[Figure data in JSON]
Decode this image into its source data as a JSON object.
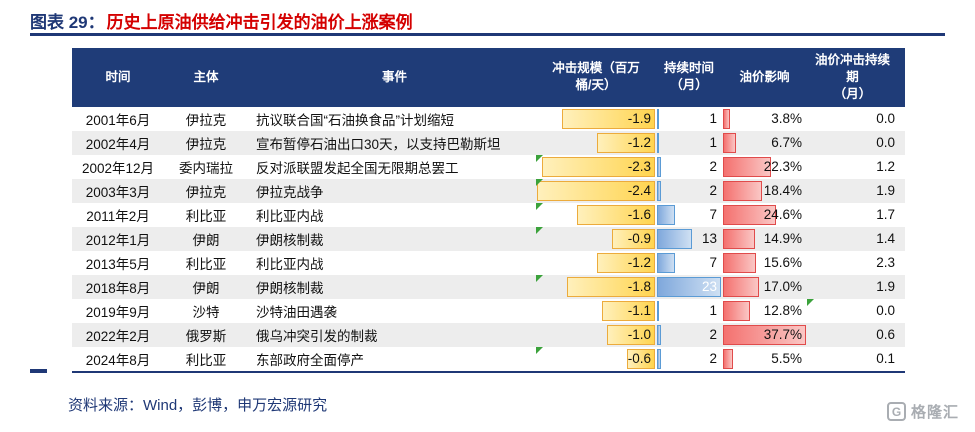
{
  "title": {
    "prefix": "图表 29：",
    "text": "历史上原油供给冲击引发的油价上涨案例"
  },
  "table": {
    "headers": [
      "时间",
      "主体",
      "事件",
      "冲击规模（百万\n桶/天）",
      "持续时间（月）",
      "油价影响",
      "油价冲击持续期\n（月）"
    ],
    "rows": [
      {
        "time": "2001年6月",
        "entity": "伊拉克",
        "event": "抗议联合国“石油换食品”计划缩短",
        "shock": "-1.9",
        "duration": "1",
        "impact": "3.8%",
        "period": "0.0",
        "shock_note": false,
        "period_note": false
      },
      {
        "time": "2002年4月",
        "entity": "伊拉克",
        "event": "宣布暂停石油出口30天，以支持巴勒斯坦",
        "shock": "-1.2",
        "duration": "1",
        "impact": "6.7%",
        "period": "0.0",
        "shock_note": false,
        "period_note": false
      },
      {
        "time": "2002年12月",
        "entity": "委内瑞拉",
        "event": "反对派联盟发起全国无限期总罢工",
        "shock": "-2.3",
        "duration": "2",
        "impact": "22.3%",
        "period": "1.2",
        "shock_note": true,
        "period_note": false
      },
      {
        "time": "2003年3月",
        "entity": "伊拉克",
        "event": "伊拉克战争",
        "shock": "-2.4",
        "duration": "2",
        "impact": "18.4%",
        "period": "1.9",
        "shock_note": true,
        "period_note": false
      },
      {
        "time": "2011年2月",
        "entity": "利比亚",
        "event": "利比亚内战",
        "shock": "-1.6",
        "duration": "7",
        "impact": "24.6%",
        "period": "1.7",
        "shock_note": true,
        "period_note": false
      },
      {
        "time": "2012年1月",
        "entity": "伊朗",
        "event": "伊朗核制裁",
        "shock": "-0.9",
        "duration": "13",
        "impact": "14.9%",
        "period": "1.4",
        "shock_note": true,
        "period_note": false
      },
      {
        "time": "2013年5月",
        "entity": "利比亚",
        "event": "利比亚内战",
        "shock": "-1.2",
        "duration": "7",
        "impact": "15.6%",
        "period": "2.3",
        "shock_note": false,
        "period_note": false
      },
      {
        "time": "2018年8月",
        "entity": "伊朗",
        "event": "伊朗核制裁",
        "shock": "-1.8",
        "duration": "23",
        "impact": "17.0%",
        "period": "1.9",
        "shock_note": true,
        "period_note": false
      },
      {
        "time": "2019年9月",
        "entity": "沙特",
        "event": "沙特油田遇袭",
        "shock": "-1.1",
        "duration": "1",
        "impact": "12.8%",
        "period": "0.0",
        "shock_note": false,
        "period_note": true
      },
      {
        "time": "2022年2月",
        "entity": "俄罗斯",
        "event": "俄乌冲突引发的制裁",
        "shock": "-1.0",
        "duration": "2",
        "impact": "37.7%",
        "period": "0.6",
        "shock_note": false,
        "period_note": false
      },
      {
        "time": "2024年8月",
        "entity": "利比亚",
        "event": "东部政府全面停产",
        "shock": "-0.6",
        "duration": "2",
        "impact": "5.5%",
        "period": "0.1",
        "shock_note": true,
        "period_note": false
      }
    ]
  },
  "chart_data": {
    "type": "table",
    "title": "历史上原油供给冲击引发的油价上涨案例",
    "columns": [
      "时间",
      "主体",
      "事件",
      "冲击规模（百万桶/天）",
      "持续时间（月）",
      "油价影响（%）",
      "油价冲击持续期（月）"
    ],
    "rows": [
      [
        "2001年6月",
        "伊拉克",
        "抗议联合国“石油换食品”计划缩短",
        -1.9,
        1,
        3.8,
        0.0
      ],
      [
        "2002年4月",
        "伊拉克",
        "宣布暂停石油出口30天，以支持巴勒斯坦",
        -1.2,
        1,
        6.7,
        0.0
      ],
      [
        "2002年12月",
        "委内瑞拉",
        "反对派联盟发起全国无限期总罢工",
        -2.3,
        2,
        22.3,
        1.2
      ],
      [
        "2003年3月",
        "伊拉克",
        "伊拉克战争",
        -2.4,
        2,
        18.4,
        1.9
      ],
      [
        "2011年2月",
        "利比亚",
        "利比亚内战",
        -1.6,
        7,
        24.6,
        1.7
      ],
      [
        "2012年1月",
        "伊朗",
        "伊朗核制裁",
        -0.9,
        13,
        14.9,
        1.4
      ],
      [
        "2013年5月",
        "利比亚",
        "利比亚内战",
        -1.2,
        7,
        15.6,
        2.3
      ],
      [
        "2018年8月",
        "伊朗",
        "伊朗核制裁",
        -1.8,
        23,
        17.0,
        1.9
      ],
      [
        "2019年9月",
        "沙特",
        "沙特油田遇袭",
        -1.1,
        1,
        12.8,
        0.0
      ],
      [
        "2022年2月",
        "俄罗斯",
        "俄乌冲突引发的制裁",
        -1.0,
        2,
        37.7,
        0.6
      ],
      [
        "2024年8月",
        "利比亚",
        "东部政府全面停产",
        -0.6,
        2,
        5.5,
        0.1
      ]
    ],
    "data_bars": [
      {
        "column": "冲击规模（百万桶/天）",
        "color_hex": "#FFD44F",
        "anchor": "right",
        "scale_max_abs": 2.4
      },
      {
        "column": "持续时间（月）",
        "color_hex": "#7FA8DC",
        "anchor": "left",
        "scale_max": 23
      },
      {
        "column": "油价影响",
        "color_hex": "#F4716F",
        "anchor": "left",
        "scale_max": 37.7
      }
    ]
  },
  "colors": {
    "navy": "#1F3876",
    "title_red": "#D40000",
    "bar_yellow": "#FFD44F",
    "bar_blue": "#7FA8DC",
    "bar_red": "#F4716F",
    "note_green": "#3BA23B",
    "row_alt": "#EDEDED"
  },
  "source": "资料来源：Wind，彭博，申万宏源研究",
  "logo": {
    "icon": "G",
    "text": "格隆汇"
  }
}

• _Exercise_
All of the entries above should be copied exactly, except for the pictures.

• _Solved problem_
Decode this image into its source data as a JSON object.
{
  "title": {
    "prefix": "图表 29：",
    "text": "历史上原油供给冲击引发的油价上涨案例"
  },
  "table": {
    "headers": [
      "时间",
      "主体",
      "事件",
      "冲击规模（百万\n桶/天）",
      "持续时间（月）",
      "油价影响",
      "油价冲击持续期\n（月）"
    ],
    "rows": [
      {
        "time": "2001年6月",
        "entity": "伊拉克",
        "event": "抗议联合国“石油换食品”计划缩短",
        "shock": "-1.9",
        "duration": "1",
        "impact": "3.8%",
        "period": "0.0",
        "shock_note": false,
        "period_note": false
      },
      {
        "time": "2002年4月",
        "entity": "伊拉克",
        "event": "宣布暂停石油出口30天，以支持巴勒斯坦",
        "shock": "-1.2",
        "duration": "1",
        "impact": "6.7%",
        "period": "0.0",
        "shock_note": false,
        "period_note": false
      },
      {
        "time": "2002年12月",
        "entity": "委内瑞拉",
        "event": "反对派联盟发起全国无限期总罢工",
        "shock": "-2.3",
        "duration": "2",
        "impact": "22.3%",
        "period": "1.2",
        "shock_note": true,
        "period_note": false
      },
      {
        "time": "2003年3月",
        "entity": "伊拉克",
        "event": "伊拉克战争",
        "shock": "-2.4",
        "duration": "2",
        "impact": "18.4%",
        "period": "1.9",
        "shock_note": true,
        "period_note": false
      },
      {
        "time": "2011年2月",
        "entity": "利比亚",
        "event": "利比亚内战",
        "shock": "-1.6",
        "duration": "7",
        "impact": "24.6%",
        "period": "1.7",
        "shock_note": true,
        "period_note": false
      },
      {
        "time": "2012年1月",
        "entity": "伊朗",
        "event": "伊朗核制裁",
        "shock": "-0.9",
        "duration": "13",
        "impact": "14.9%",
        "period": "1.4",
        "shock_note": true,
        "period_note": false
      },
      {
        "time": "2013年5月",
        "entity": "利比亚",
        "event": "利比亚内战",
        "shock": "-1.2",
        "duration": "7",
        "impact": "15.6%",
        "period": "2.3",
        "shock_note": false,
        "period_note": false
      },
      {
        "time": "2018年8月",
        "entity": "伊朗",
        "event": "伊朗核制裁",
        "shock": "-1.8",
        "duration": "23",
        "impact": "17.0%",
        "period": "1.9",
        "shock_note": true,
        "period_note": false
      },
      {
        "time": "2019年9月",
        "entity": "沙特",
        "event": "沙特油田遇袭",
        "shock": "-1.1",
        "duration": "1",
        "impact": "12.8%",
        "period": "0.0",
        "shock_note": false,
        "period_note": true
      },
      {
        "time": "2022年2月",
        "entity": "俄罗斯",
        "event": "俄乌冲突引发的制裁",
        "shock": "-1.0",
        "duration": "2",
        "impact": "37.7%",
        "period": "0.6",
        "shock_note": false,
        "period_note": false
      },
      {
        "time": "2024年8月",
        "entity": "利比亚",
        "event": "东部政府全面停产",
        "shock": "-0.6",
        "duration": "2",
        "impact": "5.5%",
        "period": "0.1",
        "shock_note": true,
        "period_note": false
      }
    ]
  },
  "chart_data": {
    "type": "table",
    "title": "历史上原油供给冲击引发的油价上涨案例",
    "columns": [
      "时间",
      "主体",
      "事件",
      "冲击规模（百万桶/天）",
      "持续时间（月）",
      "油价影响（%）",
      "油价冲击持续期（月）"
    ],
    "rows": [
      [
        "2001年6月",
        "伊拉克",
        "抗议联合国“石油换食品”计划缩短",
        -1.9,
        1,
        3.8,
        0.0
      ],
      [
        "2002年4月",
        "伊拉克",
        "宣布暂停石油出口30天，以支持巴勒斯坦",
        -1.2,
        1,
        6.7,
        0.0
      ],
      [
        "2002年12月",
        "委内瑞拉",
        "反对派联盟发起全国无限期总罢工",
        -2.3,
        2,
        22.3,
        1.2
      ],
      [
        "2003年3月",
        "伊拉克",
        "伊拉克战争",
        -2.4,
        2,
        18.4,
        1.9
      ],
      [
        "2011年2月",
        "利比亚",
        "利比亚内战",
        -1.6,
        7,
        24.6,
        1.7
      ],
      [
        "2012年1月",
        "伊朗",
        "伊朗核制裁",
        -0.9,
        13,
        14.9,
        1.4
      ],
      [
        "2013年5月",
        "利比亚",
        "利比亚内战",
        -1.2,
        7,
        15.6,
        2.3
      ],
      [
        "2018年8月",
        "伊朗",
        "伊朗核制裁",
        -1.8,
        23,
        17.0,
        1.9
      ],
      [
        "2019年9月",
        "沙特",
        "沙特油田遇袭",
        -1.1,
        1,
        12.8,
        0.0
      ],
      [
        "2022年2月",
        "俄罗斯",
        "俄乌冲突引发的制裁",
        -1.0,
        2,
        37.7,
        0.6
      ],
      [
        "2024年8月",
        "利比亚",
        "东部政府全面停产",
        -0.6,
        2,
        5.5,
        0.1
      ]
    ],
    "data_bars": [
      {
        "column": "冲击规模（百万桶/天）",
        "color_hex": "#FFD44F",
        "anchor": "right",
        "scale_max_abs": 2.4
      },
      {
        "column": "持续时间（月）",
        "color_hex": "#7FA8DC",
        "anchor": "left",
        "scale_max": 23
      },
      {
        "column": "油价影响",
        "color_hex": "#F4716F",
        "anchor": "left",
        "scale_max": 37.7
      }
    ]
  },
  "colors": {
    "navy": "#1F3876",
    "title_red": "#D40000",
    "bar_yellow": "#FFD44F",
    "bar_blue": "#7FA8DC",
    "bar_red": "#F4716F",
    "note_green": "#3BA23B",
    "row_alt": "#EDEDED"
  },
  "source": "资料来源：Wind，彭博，申万宏源研究",
  "logo": {
    "icon": "G",
    "text": "格隆汇"
  }
}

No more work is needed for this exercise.